§ **Source material**
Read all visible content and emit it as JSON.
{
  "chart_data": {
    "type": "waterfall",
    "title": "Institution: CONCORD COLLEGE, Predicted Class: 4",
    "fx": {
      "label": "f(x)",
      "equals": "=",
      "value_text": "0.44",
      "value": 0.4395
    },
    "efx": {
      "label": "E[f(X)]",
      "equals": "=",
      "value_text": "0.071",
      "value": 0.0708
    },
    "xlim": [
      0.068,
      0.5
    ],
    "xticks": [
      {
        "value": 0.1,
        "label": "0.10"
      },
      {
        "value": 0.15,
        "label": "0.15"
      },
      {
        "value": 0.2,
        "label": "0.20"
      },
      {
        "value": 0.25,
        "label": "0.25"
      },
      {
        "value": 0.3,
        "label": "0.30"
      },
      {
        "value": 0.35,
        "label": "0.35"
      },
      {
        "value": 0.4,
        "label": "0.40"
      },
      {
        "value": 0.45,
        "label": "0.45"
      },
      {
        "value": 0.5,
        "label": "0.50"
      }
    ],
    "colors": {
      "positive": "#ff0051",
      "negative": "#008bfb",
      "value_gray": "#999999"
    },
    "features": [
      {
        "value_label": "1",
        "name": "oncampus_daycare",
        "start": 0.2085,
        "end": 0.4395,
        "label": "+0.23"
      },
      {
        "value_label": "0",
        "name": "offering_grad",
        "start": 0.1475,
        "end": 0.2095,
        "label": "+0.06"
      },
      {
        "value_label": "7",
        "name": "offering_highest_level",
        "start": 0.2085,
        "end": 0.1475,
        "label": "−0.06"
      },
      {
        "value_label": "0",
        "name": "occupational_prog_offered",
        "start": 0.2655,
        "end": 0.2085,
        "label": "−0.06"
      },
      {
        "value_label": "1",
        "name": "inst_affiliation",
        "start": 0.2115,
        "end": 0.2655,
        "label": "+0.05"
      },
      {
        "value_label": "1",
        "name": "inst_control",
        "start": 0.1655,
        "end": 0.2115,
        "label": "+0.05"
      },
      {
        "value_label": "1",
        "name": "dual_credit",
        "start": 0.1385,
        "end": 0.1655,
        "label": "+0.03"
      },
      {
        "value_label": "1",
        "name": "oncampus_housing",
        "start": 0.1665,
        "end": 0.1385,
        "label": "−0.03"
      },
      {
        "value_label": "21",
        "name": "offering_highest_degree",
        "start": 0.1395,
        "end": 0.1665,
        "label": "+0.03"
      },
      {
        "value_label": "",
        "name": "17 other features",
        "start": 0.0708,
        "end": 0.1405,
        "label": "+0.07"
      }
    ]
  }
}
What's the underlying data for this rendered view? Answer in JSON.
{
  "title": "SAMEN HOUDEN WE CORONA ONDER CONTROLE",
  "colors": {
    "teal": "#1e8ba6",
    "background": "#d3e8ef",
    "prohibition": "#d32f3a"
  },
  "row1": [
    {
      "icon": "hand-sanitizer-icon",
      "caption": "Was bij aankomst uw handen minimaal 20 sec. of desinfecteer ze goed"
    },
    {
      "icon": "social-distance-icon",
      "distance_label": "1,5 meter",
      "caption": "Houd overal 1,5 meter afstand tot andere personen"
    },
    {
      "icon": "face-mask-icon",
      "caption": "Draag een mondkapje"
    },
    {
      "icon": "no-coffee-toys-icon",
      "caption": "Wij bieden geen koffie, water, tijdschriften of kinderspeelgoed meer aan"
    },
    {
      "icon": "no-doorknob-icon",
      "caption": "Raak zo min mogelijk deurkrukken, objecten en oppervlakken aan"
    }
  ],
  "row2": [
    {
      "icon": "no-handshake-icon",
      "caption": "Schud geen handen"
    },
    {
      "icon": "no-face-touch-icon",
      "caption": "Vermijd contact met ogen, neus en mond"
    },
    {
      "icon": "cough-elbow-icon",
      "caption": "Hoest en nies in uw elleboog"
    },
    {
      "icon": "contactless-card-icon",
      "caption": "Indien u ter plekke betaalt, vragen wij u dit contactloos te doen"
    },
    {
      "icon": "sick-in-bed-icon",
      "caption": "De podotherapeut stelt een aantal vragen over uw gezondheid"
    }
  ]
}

§ **What to do**
Find every line that has "start" in it, then return those lines.

§ **Response to this exercise**
        "start": 0.2085,
        "start": 0.1475,
        "start": 0.2085,
        "start": 0.2655,
        "start": 0.2115,
        "start": 0.1655,
        "start": 0.1385,
        "start": 0.1665,
        "start": 0.1395,
        "start": 0.0708,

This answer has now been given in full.